» **GIVEN RECORDS**
※

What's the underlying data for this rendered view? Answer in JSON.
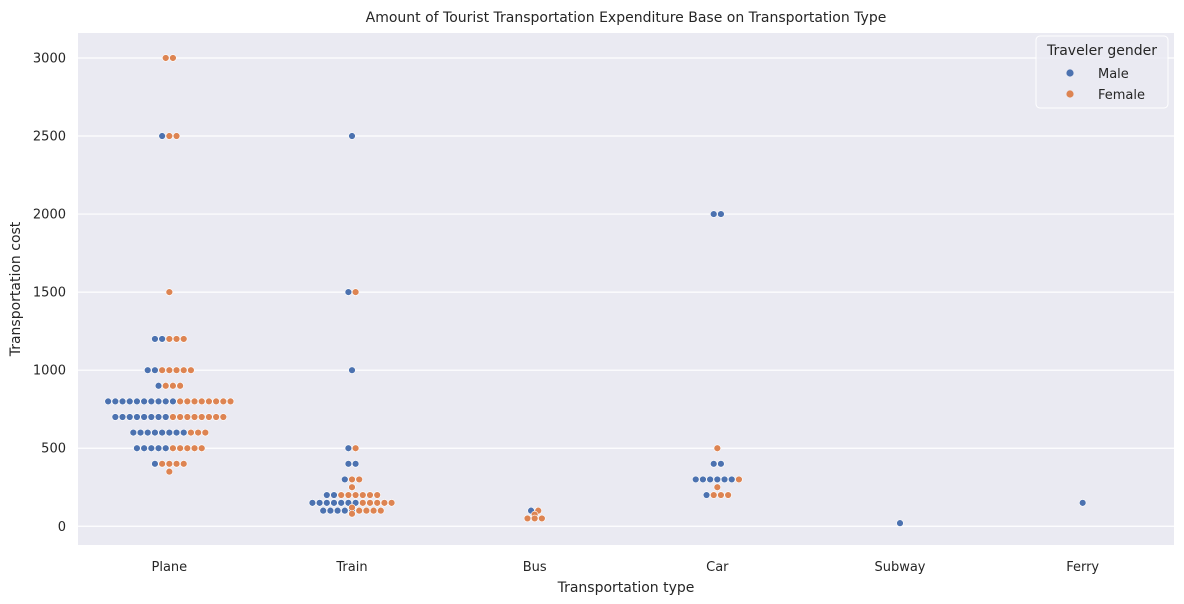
{
  "chart_data": {
    "type": "scatter",
    "title": "Amount of Tourist Transportation Expenditure Base on Transportation Type",
    "xlabel": "Transportation type",
    "ylabel": "Transportation cost",
    "categories": [
      "Plane",
      "Train",
      "Bus",
      "Car",
      "Subway",
      "Ferry"
    ],
    "ylim": [
      -120,
      3160
    ],
    "yticks": [
      0,
      500,
      1000,
      1500,
      2000,
      2500,
      3000
    ],
    "grid": true,
    "legend": {
      "title": "Traveler gender",
      "placement": "top-right",
      "entries": [
        {
          "name": "Male",
          "color": "#4c72b0"
        },
        {
          "name": "Female",
          "color": "#dd8452"
        }
      ]
    },
    "series": [
      {
        "name": "Male",
        "color": "#4c72b0",
        "points": [
          [
            "Plane",
            2500
          ],
          [
            "Plane",
            1200
          ],
          [
            "Plane",
            1200
          ],
          [
            "Plane",
            1000
          ],
          [
            "Plane",
            1000
          ],
          [
            "Plane",
            900
          ],
          [
            "Plane",
            800
          ],
          [
            "Plane",
            800
          ],
          [
            "Plane",
            800
          ],
          [
            "Plane",
            800
          ],
          [
            "Plane",
            800
          ],
          [
            "Plane",
            800
          ],
          [
            "Plane",
            800
          ],
          [
            "Plane",
            800
          ],
          [
            "Plane",
            800
          ],
          [
            "Plane",
            800
          ],
          [
            "Plane",
            700
          ],
          [
            "Plane",
            700
          ],
          [
            "Plane",
            700
          ],
          [
            "Plane",
            700
          ],
          [
            "Plane",
            700
          ],
          [
            "Plane",
            700
          ],
          [
            "Plane",
            700
          ],
          [
            "Plane",
            700
          ],
          [
            "Plane",
            600
          ],
          [
            "Plane",
            600
          ],
          [
            "Plane",
            600
          ],
          [
            "Plane",
            600
          ],
          [
            "Plane",
            600
          ],
          [
            "Plane",
            600
          ],
          [
            "Plane",
            600
          ],
          [
            "Plane",
            600
          ],
          [
            "Plane",
            500
          ],
          [
            "Plane",
            500
          ],
          [
            "Plane",
            500
          ],
          [
            "Plane",
            500
          ],
          [
            "Plane",
            500
          ],
          [
            "Plane",
            400
          ],
          [
            "Train",
            2500
          ],
          [
            "Train",
            1500
          ],
          [
            "Train",
            1000
          ],
          [
            "Train",
            500
          ],
          [
            "Train",
            400
          ],
          [
            "Train",
            400
          ],
          [
            "Train",
            300
          ],
          [
            "Train",
            200
          ],
          [
            "Train",
            200
          ],
          [
            "Train",
            150
          ],
          [
            "Train",
            150
          ],
          [
            "Train",
            150
          ],
          [
            "Train",
            150
          ],
          [
            "Train",
            150
          ],
          [
            "Train",
            150
          ],
          [
            "Train",
            150
          ],
          [
            "Train",
            100
          ],
          [
            "Train",
            100
          ],
          [
            "Train",
            100
          ],
          [
            "Train",
            100
          ],
          [
            "Train",
            100
          ],
          [
            "Bus",
            100
          ],
          [
            "Car",
            2000
          ],
          [
            "Car",
            2000
          ],
          [
            "Car",
            400
          ],
          [
            "Car",
            400
          ],
          [
            "Car",
            300
          ],
          [
            "Car",
            300
          ],
          [
            "Car",
            300
          ],
          [
            "Car",
            300
          ],
          [
            "Car",
            300
          ],
          [
            "Car",
            300
          ],
          [
            "Car",
            200
          ],
          [
            "Subway",
            20
          ],
          [
            "Ferry",
            150
          ]
        ]
      },
      {
        "name": "Female",
        "color": "#dd8452",
        "points": [
          [
            "Plane",
            3000
          ],
          [
            "Plane",
            3000
          ],
          [
            "Plane",
            2500
          ],
          [
            "Plane",
            2500
          ],
          [
            "Plane",
            1500
          ],
          [
            "Plane",
            1200
          ],
          [
            "Plane",
            1200
          ],
          [
            "Plane",
            1200
          ],
          [
            "Plane",
            1000
          ],
          [
            "Plane",
            1000
          ],
          [
            "Plane",
            1000
          ],
          [
            "Plane",
            1000
          ],
          [
            "Plane",
            1000
          ],
          [
            "Plane",
            900
          ],
          [
            "Plane",
            900
          ],
          [
            "Plane",
            900
          ],
          [
            "Plane",
            800
          ],
          [
            "Plane",
            800
          ],
          [
            "Plane",
            800
          ],
          [
            "Plane",
            800
          ],
          [
            "Plane",
            800
          ],
          [
            "Plane",
            800
          ],
          [
            "Plane",
            800
          ],
          [
            "Plane",
            800
          ],
          [
            "Plane",
            700
          ],
          [
            "Plane",
            700
          ],
          [
            "Plane",
            700
          ],
          [
            "Plane",
            700
          ],
          [
            "Plane",
            700
          ],
          [
            "Plane",
            700
          ],
          [
            "Plane",
            700
          ],
          [
            "Plane",
            700
          ],
          [
            "Plane",
            600
          ],
          [
            "Plane",
            600
          ],
          [
            "Plane",
            600
          ],
          [
            "Plane",
            500
          ],
          [
            "Plane",
            500
          ],
          [
            "Plane",
            500
          ],
          [
            "Plane",
            500
          ],
          [
            "Plane",
            500
          ],
          [
            "Plane",
            400
          ],
          [
            "Plane",
            400
          ],
          [
            "Plane",
            400
          ],
          [
            "Plane",
            400
          ],
          [
            "Plane",
            350
          ],
          [
            "Train",
            1500
          ],
          [
            "Train",
            500
          ],
          [
            "Train",
            300
          ],
          [
            "Train",
            300
          ],
          [
            "Train",
            250
          ],
          [
            "Train",
            200
          ],
          [
            "Train",
            200
          ],
          [
            "Train",
            200
          ],
          [
            "Train",
            200
          ],
          [
            "Train",
            200
          ],
          [
            "Train",
            200
          ],
          [
            "Train",
            150
          ],
          [
            "Train",
            150
          ],
          [
            "Train",
            150
          ],
          [
            "Train",
            150
          ],
          [
            "Train",
            150
          ],
          [
            "Train",
            120
          ],
          [
            "Train",
            100
          ],
          [
            "Train",
            100
          ],
          [
            "Train",
            100
          ],
          [
            "Train",
            100
          ],
          [
            "Train",
            80
          ],
          [
            "Bus",
            100
          ],
          [
            "Bus",
            75
          ],
          [
            "Bus",
            50
          ],
          [
            "Bus",
            50
          ],
          [
            "Bus",
            50
          ],
          [
            "Car",
            500
          ],
          [
            "Car",
            300
          ],
          [
            "Car",
            250
          ],
          [
            "Car",
            200
          ],
          [
            "Car",
            200
          ],
          [
            "Car",
            200
          ]
        ]
      }
    ]
  }
}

※

» **EXERCISE REQUIREMENTS**
Transcribe the listing above verbatim. Omit the pictures.

» **WRITTEN REPLY**
What's the underlying data for this rendered view? Answer in JSON.
{
  "chart_data": {
    "type": "scatter",
    "title": "Amount of Tourist Transportation Expenditure Base on Transportation Type",
    "xlabel": "Transportation type",
    "ylabel": "Transportation cost",
    "categories": [
      "Plane",
      "Train",
      "Bus",
      "Car",
      "Subway",
      "Ferry"
    ],
    "ylim": [
      -120,
      3160
    ],
    "yticks": [
      0,
      500,
      1000,
      1500,
      2000,
      2500,
      3000
    ],
    "grid": true,
    "legend": {
      "title": "Traveler gender",
      "placement": "top-right",
      "entries": [
        {
          "name": "Male",
          "color": "#4c72b0"
        },
        {
          "name": "Female",
          "color": "#dd8452"
        }
      ]
    },
    "series": [
      {
        "name": "Male",
        "color": "#4c72b0",
        "points": [
          [
            "Plane",
            2500
          ],
          [
            "Plane",
            1200
          ],
          [
            "Plane",
            1200
          ],
          [
            "Plane",
            1000
          ],
          [
            "Plane",
            1000
          ],
          [
            "Plane",
            900
          ],
          [
            "Plane",
            800
          ],
          [
            "Plane",
            800
          ],
          [
            "Plane",
            800
          ],
          [
            "Plane",
            800
          ],
          [
            "Plane",
            800
          ],
          [
            "Plane",
            800
          ],
          [
            "Plane",
            800
          ],
          [
            "Plane",
            800
          ],
          [
            "Plane",
            800
          ],
          [
            "Plane",
            800
          ],
          [
            "Plane",
            700
          ],
          [
            "Plane",
            700
          ],
          [
            "Plane",
            700
          ],
          [
            "Plane",
            700
          ],
          [
            "Plane",
            700
          ],
          [
            "Plane",
            700
          ],
          [
            "Plane",
            700
          ],
          [
            "Plane",
            700
          ],
          [
            "Plane",
            600
          ],
          [
            "Plane",
            600
          ],
          [
            "Plane",
            600
          ],
          [
            "Plane",
            600
          ],
          [
            "Plane",
            600
          ],
          [
            "Plane",
            600
          ],
          [
            "Plane",
            600
          ],
          [
            "Plane",
            600
          ],
          [
            "Plane",
            500
          ],
          [
            "Plane",
            500
          ],
          [
            "Plane",
            500
          ],
          [
            "Plane",
            500
          ],
          [
            "Plane",
            500
          ],
          [
            "Plane",
            400
          ],
          [
            "Train",
            2500
          ],
          [
            "Train",
            1500
          ],
          [
            "Train",
            1000
          ],
          [
            "Train",
            500
          ],
          [
            "Train",
            400
          ],
          [
            "Train",
            400
          ],
          [
            "Train",
            300
          ],
          [
            "Train",
            200
          ],
          [
            "Train",
            200
          ],
          [
            "Train",
            150
          ],
          [
            "Train",
            150
          ],
          [
            "Train",
            150
          ],
          [
            "Train",
            150
          ],
          [
            "Train",
            150
          ],
          [
            "Train",
            150
          ],
          [
            "Train",
            150
          ],
          [
            "Train",
            100
          ],
          [
            "Train",
            100
          ],
          [
            "Train",
            100
          ],
          [
            "Train",
            100
          ],
          [
            "Train",
            100
          ],
          [
            "Bus",
            100
          ],
          [
            "Car",
            2000
          ],
          [
            "Car",
            2000
          ],
          [
            "Car",
            400
          ],
          [
            "Car",
            400
          ],
          [
            "Car",
            300
          ],
          [
            "Car",
            300
          ],
          [
            "Car",
            300
          ],
          [
            "Car",
            300
          ],
          [
            "Car",
            300
          ],
          [
            "Car",
            300
          ],
          [
            "Car",
            200
          ],
          [
            "Subway",
            20
          ],
          [
            "Ferry",
            150
          ]
        ]
      },
      {
        "name": "Female",
        "color": "#dd8452",
        "points": [
          [
            "Plane",
            3000
          ],
          [
            "Plane",
            3000
          ],
          [
            "Plane",
            2500
          ],
          [
            "Plane",
            2500
          ],
          [
            "Plane",
            1500
          ],
          [
            "Plane",
            1200
          ],
          [
            "Plane",
            1200
          ],
          [
            "Plane",
            1200
          ],
          [
            "Plane",
            1000
          ],
          [
            "Plane",
            1000
          ],
          [
            "Plane",
            1000
          ],
          [
            "Plane",
            1000
          ],
          [
            "Plane",
            1000
          ],
          [
            "Plane",
            900
          ],
          [
            "Plane",
            900
          ],
          [
            "Plane",
            900
          ],
          [
            "Plane",
            800
          ],
          [
            "Plane",
            800
          ],
          [
            "Plane",
            800
          ],
          [
            "Plane",
            800
          ],
          [
            "Plane",
            800
          ],
          [
            "Plane",
            800
          ],
          [
            "Plane",
            800
          ],
          [
            "Plane",
            800
          ],
          [
            "Plane",
            700
          ],
          [
            "Plane",
            700
          ],
          [
            "Plane",
            700
          ],
          [
            "Plane",
            700
          ],
          [
            "Plane",
            700
          ],
          [
            "Plane",
            700
          ],
          [
            "Plane",
            700
          ],
          [
            "Plane",
            700
          ],
          [
            "Plane",
            600
          ],
          [
            "Plane",
            600
          ],
          [
            "Plane",
            600
          ],
          [
            "Plane",
            500
          ],
          [
            "Plane",
            500
          ],
          [
            "Plane",
            500
          ],
          [
            "Plane",
            500
          ],
          [
            "Plane",
            500
          ],
          [
            "Plane",
            400
          ],
          [
            "Plane",
            400
          ],
          [
            "Plane",
            400
          ],
          [
            "Plane",
            400
          ],
          [
            "Plane",
            350
          ],
          [
            "Train",
            1500
          ],
          [
            "Train",
            500
          ],
          [
            "Train",
            300
          ],
          [
            "Train",
            300
          ],
          [
            "Train",
            250
          ],
          [
            "Train",
            200
          ],
          [
            "Train",
            200
          ],
          [
            "Train",
            200
          ],
          [
            "Train",
            200
          ],
          [
            "Train",
            200
          ],
          [
            "Train",
            200
          ],
          [
            "Train",
            150
          ],
          [
            "Train",
            150
          ],
          [
            "Train",
            150
          ],
          [
            "Train",
            150
          ],
          [
            "Train",
            150
          ],
          [
            "Train",
            120
          ],
          [
            "Train",
            100
          ],
          [
            "Train",
            100
          ],
          [
            "Train",
            100
          ],
          [
            "Train",
            100
          ],
          [
            "Train",
            80
          ],
          [
            "Bus",
            100
          ],
          [
            "Bus",
            75
          ],
          [
            "Bus",
            50
          ],
          [
            "Bus",
            50
          ],
          [
            "Bus",
            50
          ],
          [
            "Car",
            500
          ],
          [
            "Car",
            300
          ],
          [
            "Car",
            250
          ],
          [
            "Car",
            200
          ],
          [
            "Car",
            200
          ],
          [
            "Car",
            200
          ]
        ]
      }
    ]
  }
}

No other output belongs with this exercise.